Figure data in JSON
[Start]
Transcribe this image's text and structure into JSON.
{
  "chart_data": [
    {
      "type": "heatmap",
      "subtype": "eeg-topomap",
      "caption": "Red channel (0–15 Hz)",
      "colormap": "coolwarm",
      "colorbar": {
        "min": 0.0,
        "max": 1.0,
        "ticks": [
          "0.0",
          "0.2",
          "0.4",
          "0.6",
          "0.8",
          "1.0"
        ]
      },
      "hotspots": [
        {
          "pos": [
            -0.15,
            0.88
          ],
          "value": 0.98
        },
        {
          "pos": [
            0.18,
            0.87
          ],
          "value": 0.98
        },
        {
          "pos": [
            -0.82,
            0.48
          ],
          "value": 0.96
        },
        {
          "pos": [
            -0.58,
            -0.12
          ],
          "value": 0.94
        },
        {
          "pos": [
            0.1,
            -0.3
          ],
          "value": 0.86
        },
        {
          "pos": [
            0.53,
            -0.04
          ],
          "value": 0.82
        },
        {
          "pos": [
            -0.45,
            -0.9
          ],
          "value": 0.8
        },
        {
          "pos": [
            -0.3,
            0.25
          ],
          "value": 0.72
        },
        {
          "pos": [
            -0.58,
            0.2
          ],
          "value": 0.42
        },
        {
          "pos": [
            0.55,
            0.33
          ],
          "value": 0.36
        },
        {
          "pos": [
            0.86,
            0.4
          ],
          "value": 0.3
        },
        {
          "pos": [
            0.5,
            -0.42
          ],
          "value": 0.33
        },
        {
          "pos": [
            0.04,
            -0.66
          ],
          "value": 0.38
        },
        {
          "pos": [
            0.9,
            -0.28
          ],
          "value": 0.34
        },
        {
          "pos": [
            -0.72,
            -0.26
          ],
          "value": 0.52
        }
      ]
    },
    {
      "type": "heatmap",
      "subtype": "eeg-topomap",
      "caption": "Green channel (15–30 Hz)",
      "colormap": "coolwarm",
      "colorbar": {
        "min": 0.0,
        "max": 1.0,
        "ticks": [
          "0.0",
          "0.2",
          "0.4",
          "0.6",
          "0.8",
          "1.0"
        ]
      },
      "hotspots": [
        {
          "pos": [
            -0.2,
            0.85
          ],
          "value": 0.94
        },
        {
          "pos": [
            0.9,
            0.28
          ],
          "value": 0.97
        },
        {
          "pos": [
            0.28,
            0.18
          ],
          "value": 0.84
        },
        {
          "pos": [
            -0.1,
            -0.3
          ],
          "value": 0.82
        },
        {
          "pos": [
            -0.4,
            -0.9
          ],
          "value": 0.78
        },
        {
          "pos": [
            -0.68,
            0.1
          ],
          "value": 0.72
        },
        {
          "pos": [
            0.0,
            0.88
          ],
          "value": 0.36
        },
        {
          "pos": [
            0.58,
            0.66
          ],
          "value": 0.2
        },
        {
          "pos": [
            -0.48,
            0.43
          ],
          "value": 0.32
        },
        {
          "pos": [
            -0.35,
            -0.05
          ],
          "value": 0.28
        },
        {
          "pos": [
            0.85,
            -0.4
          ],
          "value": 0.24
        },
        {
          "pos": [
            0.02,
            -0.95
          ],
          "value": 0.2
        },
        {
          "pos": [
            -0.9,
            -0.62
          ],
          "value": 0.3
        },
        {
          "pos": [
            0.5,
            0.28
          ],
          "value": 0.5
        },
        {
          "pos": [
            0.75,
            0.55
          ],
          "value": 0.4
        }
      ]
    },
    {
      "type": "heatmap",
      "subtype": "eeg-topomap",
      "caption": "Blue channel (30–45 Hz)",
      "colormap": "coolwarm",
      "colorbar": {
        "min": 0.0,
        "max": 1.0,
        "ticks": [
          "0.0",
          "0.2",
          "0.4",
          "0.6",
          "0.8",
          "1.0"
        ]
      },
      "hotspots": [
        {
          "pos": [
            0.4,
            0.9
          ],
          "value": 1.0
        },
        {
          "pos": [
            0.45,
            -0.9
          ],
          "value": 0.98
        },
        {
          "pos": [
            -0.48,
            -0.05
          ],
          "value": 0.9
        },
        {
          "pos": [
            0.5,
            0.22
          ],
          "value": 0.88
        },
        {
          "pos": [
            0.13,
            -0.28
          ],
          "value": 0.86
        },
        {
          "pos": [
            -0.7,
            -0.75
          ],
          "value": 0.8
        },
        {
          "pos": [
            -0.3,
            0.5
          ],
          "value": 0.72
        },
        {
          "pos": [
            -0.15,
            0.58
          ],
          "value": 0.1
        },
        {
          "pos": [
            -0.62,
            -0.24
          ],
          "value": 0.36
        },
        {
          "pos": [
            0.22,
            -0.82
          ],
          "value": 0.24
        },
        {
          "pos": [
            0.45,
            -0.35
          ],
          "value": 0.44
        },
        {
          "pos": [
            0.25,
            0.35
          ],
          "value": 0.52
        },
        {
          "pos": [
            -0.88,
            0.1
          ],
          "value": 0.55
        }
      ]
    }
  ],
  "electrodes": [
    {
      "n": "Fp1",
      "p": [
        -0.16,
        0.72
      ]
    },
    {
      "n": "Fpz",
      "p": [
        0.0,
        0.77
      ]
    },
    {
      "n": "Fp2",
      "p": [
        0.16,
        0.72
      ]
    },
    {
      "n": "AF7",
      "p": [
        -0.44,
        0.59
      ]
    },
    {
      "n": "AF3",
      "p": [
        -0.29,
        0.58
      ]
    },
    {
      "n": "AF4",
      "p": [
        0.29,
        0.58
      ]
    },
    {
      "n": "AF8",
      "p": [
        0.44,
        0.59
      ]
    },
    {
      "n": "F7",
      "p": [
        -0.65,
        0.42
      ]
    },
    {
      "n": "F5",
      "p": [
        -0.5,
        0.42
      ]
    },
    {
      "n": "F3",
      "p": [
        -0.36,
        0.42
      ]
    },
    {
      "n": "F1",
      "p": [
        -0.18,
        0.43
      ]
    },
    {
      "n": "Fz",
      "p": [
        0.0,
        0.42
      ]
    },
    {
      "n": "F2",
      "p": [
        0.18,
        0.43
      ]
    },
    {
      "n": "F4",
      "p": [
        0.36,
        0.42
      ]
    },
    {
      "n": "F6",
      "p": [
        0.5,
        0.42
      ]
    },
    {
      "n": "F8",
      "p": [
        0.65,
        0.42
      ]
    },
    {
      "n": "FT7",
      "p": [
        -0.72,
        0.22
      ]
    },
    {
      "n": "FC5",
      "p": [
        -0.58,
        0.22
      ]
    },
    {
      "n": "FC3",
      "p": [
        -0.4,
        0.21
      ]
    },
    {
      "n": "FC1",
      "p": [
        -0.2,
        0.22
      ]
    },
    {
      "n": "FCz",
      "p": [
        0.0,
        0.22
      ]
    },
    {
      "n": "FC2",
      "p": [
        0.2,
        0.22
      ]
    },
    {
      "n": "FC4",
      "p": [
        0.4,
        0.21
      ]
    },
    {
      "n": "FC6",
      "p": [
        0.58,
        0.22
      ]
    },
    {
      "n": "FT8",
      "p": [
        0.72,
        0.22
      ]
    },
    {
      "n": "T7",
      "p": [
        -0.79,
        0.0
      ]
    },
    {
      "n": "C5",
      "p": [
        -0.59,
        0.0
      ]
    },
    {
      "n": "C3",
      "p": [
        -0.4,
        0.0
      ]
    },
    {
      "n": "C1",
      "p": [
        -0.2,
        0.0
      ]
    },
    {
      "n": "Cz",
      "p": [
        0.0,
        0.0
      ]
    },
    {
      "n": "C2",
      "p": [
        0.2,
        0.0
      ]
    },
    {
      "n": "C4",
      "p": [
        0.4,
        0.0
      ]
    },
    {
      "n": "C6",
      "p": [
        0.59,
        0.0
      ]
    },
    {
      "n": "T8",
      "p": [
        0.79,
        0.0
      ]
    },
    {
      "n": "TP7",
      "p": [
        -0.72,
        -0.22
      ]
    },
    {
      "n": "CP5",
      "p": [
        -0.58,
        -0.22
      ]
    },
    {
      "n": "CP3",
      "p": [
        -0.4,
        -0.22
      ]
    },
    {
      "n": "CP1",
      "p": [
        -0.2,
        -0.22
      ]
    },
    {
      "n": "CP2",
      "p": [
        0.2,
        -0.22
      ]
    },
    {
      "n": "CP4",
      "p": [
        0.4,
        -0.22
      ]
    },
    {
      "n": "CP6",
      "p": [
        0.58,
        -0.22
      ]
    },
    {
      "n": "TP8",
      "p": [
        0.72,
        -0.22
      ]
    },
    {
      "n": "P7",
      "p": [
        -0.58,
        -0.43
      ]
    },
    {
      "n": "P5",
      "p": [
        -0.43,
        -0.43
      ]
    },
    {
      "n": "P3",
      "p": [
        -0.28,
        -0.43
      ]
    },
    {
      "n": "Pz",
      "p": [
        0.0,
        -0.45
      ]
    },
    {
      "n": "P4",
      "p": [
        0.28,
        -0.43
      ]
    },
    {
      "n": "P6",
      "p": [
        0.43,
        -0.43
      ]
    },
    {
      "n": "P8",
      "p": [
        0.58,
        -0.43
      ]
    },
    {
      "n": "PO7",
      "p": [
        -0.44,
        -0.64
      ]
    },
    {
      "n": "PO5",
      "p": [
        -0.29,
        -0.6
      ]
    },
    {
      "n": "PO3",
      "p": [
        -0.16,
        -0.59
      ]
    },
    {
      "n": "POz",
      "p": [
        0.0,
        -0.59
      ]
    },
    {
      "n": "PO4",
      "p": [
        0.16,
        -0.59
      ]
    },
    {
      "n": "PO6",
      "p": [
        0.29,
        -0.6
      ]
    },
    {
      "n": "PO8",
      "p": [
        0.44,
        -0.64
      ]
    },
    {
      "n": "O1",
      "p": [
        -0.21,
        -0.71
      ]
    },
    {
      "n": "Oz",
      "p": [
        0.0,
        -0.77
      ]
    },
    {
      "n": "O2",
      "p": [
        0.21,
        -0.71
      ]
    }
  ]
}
[End]
* Problem *
Tally up the lines of the listing containing the word "channel". Give only the total.

* Written reply *
3